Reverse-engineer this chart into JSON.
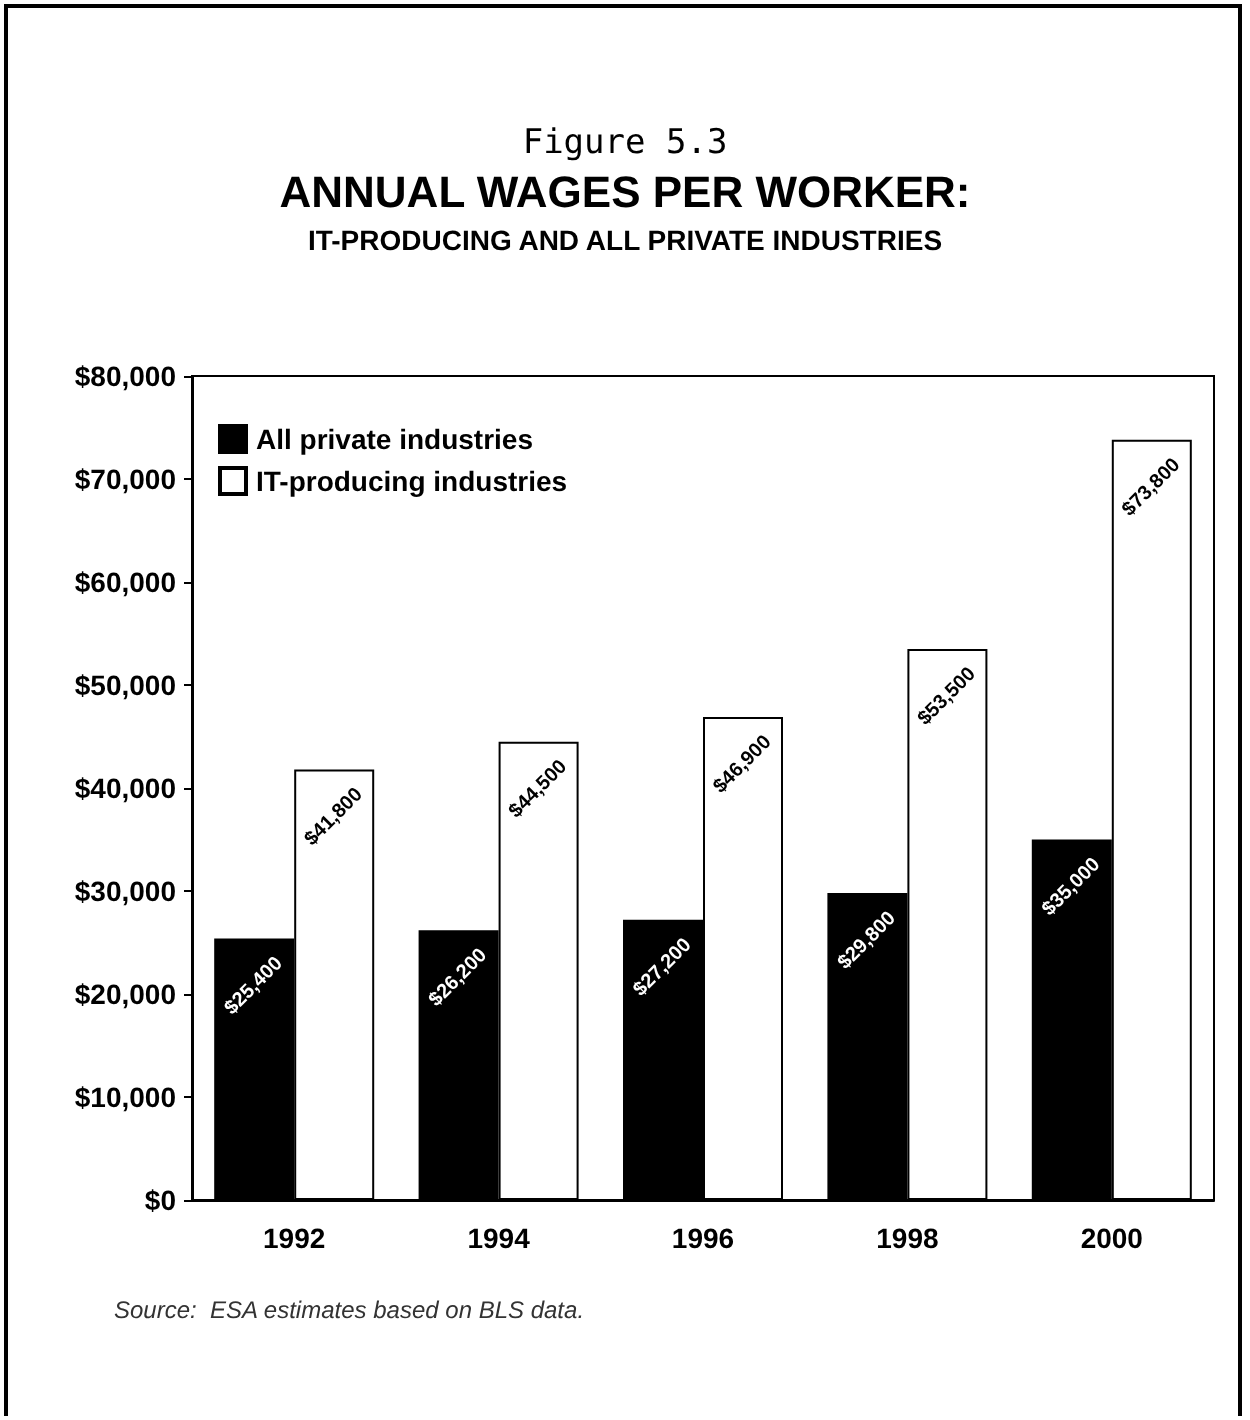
{
  "chart_data": {
    "type": "bar",
    "title": "ANNUAL WAGES PER WORKER:",
    "subtitle": "IT-PRODUCING AND ALL PRIVATE INDUSTRIES",
    "annotations": [
      "Figure 5.3",
      "Source:  ESA estimates based on BLS data."
    ],
    "categories": [
      "1992",
      "1994",
      "1996",
      "1998",
      "2000"
    ],
    "series": [
      {
        "name": "All private industries",
        "color": "#000000",
        "values": [
          25400,
          26200,
          27200,
          29800,
          35000
        ],
        "value_labels": [
          "$25,400",
          "$26,200",
          "$27,200",
          "$29,800",
          "$35,000"
        ]
      },
      {
        "name": "IT-producing industries",
        "color": "#ffffff",
        "values": [
          41800,
          44500,
          46900,
          53500,
          73800
        ],
        "value_labels": [
          "$41,800",
          "$44,500",
          "$46,900",
          "$53,500",
          "$73,800"
        ]
      }
    ],
    "ylim": [
      0,
      80000
    ],
    "yticks": [
      {
        "value": 0,
        "label": "$0"
      },
      {
        "value": 10000,
        "label": "$10,000"
      },
      {
        "value": 20000,
        "label": "$20,000"
      },
      {
        "value": 30000,
        "label": "$30,000"
      },
      {
        "value": 40000,
        "label": "$40,000"
      },
      {
        "value": 50000,
        "label": "$50,000"
      },
      {
        "value": 60000,
        "label": "$60,000"
      },
      {
        "value": 70000,
        "label": "$70,000"
      },
      {
        "value": 80000,
        "label": "$80,000"
      }
    ],
    "grid": false,
    "legend": "top left"
  }
}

────

*WRITTEN EXERCISE*
Would you set down the listing exactly, omitting pictures?

*OUTPUT BELOW*
Reverse-engineer this chart into JSON.
{
  "chart_data": {
    "type": "bar",
    "title": "ANNUAL WAGES PER WORKER:",
    "subtitle": "IT-PRODUCING AND ALL PRIVATE INDUSTRIES",
    "annotations": [
      "Figure 5.3",
      "Source:  ESA estimates based on BLS data."
    ],
    "categories": [
      "1992",
      "1994",
      "1996",
      "1998",
      "2000"
    ],
    "series": [
      {
        "name": "All private industries",
        "color": "#000000",
        "values": [
          25400,
          26200,
          27200,
          29800,
          35000
        ],
        "value_labels": [
          "$25,400",
          "$26,200",
          "$27,200",
          "$29,800",
          "$35,000"
        ]
      },
      {
        "name": "IT-producing industries",
        "color": "#ffffff",
        "values": [
          41800,
          44500,
          46900,
          53500,
          73800
        ],
        "value_labels": [
          "$41,800",
          "$44,500",
          "$46,900",
          "$53,500",
          "$73,800"
        ]
      }
    ],
    "ylim": [
      0,
      80000
    ],
    "yticks": [
      {
        "value": 0,
        "label": "$0"
      },
      {
        "value": 10000,
        "label": "$10,000"
      },
      {
        "value": 20000,
        "label": "$20,000"
      },
      {
        "value": 30000,
        "label": "$30,000"
      },
      {
        "value": 40000,
        "label": "$40,000"
      },
      {
        "value": 50000,
        "label": "$50,000"
      },
      {
        "value": 60000,
        "label": "$60,000"
      },
      {
        "value": 70000,
        "label": "$70,000"
      },
      {
        "value": 80000,
        "label": "$80,000"
      }
    ],
    "grid": false,
    "legend": "top left"
  }
}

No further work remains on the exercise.